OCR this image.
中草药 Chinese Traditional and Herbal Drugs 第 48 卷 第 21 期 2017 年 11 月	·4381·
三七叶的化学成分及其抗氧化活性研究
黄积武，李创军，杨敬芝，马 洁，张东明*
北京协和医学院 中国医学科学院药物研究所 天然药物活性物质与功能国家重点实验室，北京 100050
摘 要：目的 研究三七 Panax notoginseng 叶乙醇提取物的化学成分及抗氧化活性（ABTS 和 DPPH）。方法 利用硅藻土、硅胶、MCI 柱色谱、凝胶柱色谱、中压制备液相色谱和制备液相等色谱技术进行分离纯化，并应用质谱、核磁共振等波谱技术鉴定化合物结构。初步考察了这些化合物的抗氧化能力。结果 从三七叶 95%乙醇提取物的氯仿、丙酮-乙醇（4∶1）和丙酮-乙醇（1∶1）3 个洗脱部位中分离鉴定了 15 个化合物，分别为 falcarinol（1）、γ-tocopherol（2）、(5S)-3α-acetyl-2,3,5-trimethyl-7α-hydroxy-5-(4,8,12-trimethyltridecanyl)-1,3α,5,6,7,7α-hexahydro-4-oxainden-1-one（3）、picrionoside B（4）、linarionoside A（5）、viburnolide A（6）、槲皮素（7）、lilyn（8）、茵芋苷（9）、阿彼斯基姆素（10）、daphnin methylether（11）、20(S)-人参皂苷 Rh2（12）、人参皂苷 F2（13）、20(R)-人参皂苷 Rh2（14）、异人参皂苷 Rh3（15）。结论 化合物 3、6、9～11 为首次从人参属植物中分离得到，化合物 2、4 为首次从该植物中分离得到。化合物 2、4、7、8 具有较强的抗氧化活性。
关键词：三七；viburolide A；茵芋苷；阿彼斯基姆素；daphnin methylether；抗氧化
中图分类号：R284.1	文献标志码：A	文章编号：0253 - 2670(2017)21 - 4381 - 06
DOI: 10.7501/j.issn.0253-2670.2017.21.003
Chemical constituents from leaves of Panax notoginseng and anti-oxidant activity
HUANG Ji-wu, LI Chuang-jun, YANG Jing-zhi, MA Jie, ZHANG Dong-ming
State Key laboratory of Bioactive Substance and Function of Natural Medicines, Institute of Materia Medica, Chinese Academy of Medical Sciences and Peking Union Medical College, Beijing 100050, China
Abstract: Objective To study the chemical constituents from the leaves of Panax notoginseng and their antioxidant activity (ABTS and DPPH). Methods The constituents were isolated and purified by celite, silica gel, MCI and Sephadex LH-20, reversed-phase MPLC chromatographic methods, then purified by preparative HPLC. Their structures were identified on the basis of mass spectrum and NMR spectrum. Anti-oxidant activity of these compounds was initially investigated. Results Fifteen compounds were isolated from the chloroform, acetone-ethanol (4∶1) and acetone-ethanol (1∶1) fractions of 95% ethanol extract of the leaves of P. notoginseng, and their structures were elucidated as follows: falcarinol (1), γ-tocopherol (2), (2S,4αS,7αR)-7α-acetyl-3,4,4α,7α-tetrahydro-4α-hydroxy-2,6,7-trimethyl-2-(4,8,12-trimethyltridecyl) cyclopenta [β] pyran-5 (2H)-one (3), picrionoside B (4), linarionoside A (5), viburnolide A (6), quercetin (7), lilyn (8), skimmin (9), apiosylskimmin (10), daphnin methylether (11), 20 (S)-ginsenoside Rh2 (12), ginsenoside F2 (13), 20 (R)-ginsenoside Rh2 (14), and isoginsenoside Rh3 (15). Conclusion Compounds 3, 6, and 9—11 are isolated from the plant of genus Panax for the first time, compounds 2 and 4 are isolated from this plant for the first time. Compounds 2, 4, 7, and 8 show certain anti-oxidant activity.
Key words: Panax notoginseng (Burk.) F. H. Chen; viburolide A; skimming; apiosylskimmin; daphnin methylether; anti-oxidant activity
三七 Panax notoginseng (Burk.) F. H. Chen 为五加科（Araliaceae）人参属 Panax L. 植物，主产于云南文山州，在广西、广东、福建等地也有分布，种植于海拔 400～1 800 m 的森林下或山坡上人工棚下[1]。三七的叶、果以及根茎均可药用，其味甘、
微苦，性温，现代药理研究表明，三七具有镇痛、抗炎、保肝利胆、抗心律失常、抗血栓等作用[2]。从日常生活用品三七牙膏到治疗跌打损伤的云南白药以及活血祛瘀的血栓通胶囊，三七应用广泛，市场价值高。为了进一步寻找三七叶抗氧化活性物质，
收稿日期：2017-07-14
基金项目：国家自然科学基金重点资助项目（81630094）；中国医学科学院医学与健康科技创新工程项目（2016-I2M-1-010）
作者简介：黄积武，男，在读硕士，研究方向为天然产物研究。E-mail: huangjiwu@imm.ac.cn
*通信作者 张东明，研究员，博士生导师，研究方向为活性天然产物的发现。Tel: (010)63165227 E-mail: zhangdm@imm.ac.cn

::::

Copy the records above exactly as they appear.

OCR this image.
中草药 Chinese Traditional and Herbal Drugs 第 48 卷 第 21 期 2017 年 11 月	·4381·
三七叶的化学成分及其抗氧化活性研究
黄积武，李创军，杨敬芝，马 洁，张东明*
北京协和医学院 中国医学科学院药物研究所 天然药物活性物质与功能国家重点实验室，北京 100050
摘 要：目的 研究三七 Panax notoginseng 叶乙醇提取物的化学成分及抗氧化活性（ABTS 和 DPPH）。方法 利用硅藻土、硅胶、MCI 柱色谱、凝胶柱色谱、中压制备液相色谱和制备液相等色谱技术进行分离纯化，并应用质谱、核磁共振等波谱技术鉴定化合物结构。初步考察了这些化合物的抗氧化能力。结果 从三七叶 95%乙醇提取物的氯仿、丙酮-乙醇（4∶1）和丙酮-乙醇（1∶1）3 个洗脱部位中分离鉴定了 15 个化合物，分别为 falcarinol（1）、γ-tocopherol（2）、(5S)-3α-acetyl-2,3,5-trimethyl-7α-hydroxy-5-(4,8,12-trimethyltridecanyl)-1,3α,5,6,7,7α-hexahydro-4-oxainden-1-one（3）、picrionoside B（4）、linarionoside A（5）、viburnolide A（6）、槲皮素（7）、lilyn（8）、茵芋苷（9）、阿彼斯基姆素（10）、daphnin methylether（11）、20(S)-人参皂苷 Rh2（12）、人参皂苷 F2（13）、20(R)-人参皂苷 Rh2（14）、异人参皂苷 Rh3（15）。结论 化合物 3、6、9～11 为首次从人参属植物中分离得到，化合物 2、4 为首次从该植物中分离得到。化合物 2、4、7、8 具有较强的抗氧化活性。
关键词：三七；viburolide A；茵芋苷；阿彼斯基姆素；daphnin methylether；抗氧化
中图分类号：R284.1	文献标志码：A	文章编号：0253 - 2670(2017)21 - 4381 - 06
DOI: 10.7501/j.issn.0253-2670.2017.21.003
Chemical constituents from leaves of Panax notoginseng and anti-oxidant activity
HUANG Ji-wu, LI Chuang-jun, YANG Jing-zhi, MA Jie, ZHANG Dong-ming
State Key laboratory of Bioactive Substance and Function of Natural Medicines, Institute of Materia Medica, Chinese Academy of Medical Sciences and Peking Union Medical College, Beijing 100050, China
Abstract: Objective To study the chemical constituents from the leaves of Panax notoginseng and their antioxidant activity (ABTS and DPPH). Methods The constituents were isolated and purified by celite, silica gel, MCI and Sephadex LH-20, reversed-phase MPLC chromatographic methods, then purified by preparative HPLC. Their structures were identified on the basis of mass spectrum and NMR spectrum. Anti-oxidant activity of these compounds was initially investigated. Results Fifteen compounds were isolated from the chloroform, acetone-ethanol (4∶1) and acetone-ethanol (1∶1) fractions of 95% ethanol extract of the leaves of P. notoginseng, and their structures were elucidated as follows: falcarinol (1), γ-tocopherol (2), (2S,4αS,7αR)-7α-acetyl-3,4,4α,7α-tetrahydro-4α-hydroxy-2,6,7-trimethyl-2-(4,8,12-trimethyltridecyl) cyclopenta [β] pyran-5 (2H)-one (3), picrionoside B (4), linarionoside A (5), viburnolide A (6), quercetin (7), lilyn (8), skimmin (9), apiosylskimmin (10), daphnin methylether (11), 20 (S)-ginsenoside Rh2 (12), ginsenoside F2 (13), 20 (R)-ginsenoside Rh2 (14), and isoginsenoside Rh3 (15). Conclusion Compounds 3, 6, and 9—11 are isolated from the plant of genus Panax for the first time, compounds 2 and 4 are isolated from this plant for the first time. Compounds 2, 4, 7, and 8 show certain anti-oxidant activity.
Key words: Panax notoginseng (Burk.) F. H. Chen; viburolide A; skimming; apiosylskimmin; daphnin methylether; anti-oxidant activity
三七 Panax notoginseng (Burk.) F. H. Chen 为五加科（Araliaceae）人参属 Panax L. 植物，主产于云南文山州，在广西、广东、福建等地也有分布，种植于海拔 400～1 800 m 的森林下或山坡上人工棚下[1]。三七的叶、果以及根茎均可药用，其味甘、
微苦，性温，现代药理研究表明，三七具有镇痛、抗炎、保肝利胆、抗心律失常、抗血栓等作用[2]。从日常生活用品三七牙膏到治疗跌打损伤的云南白药以及活血祛瘀的血栓通胶囊，三七应用广泛，市场价值高。为了进一步寻找三七叶抗氧化活性物质，
收稿日期：2017-07-14
基金项目：国家自然科学基金重点资助项目（81630094）；中国医学科学院医学与健康科技创新工程项目（2016-I2M-1-010）
作者简介：黄积武，男，在读硕士，研究方向为天然产物研究。E-mail: huangjiwu@imm.ac.cn
*通信作者 张东明，研究员，博士生导师，研究方向为活性天然产物的发现。Tel: (010)63165227 E-mail: zhangdm@imm.ac.cn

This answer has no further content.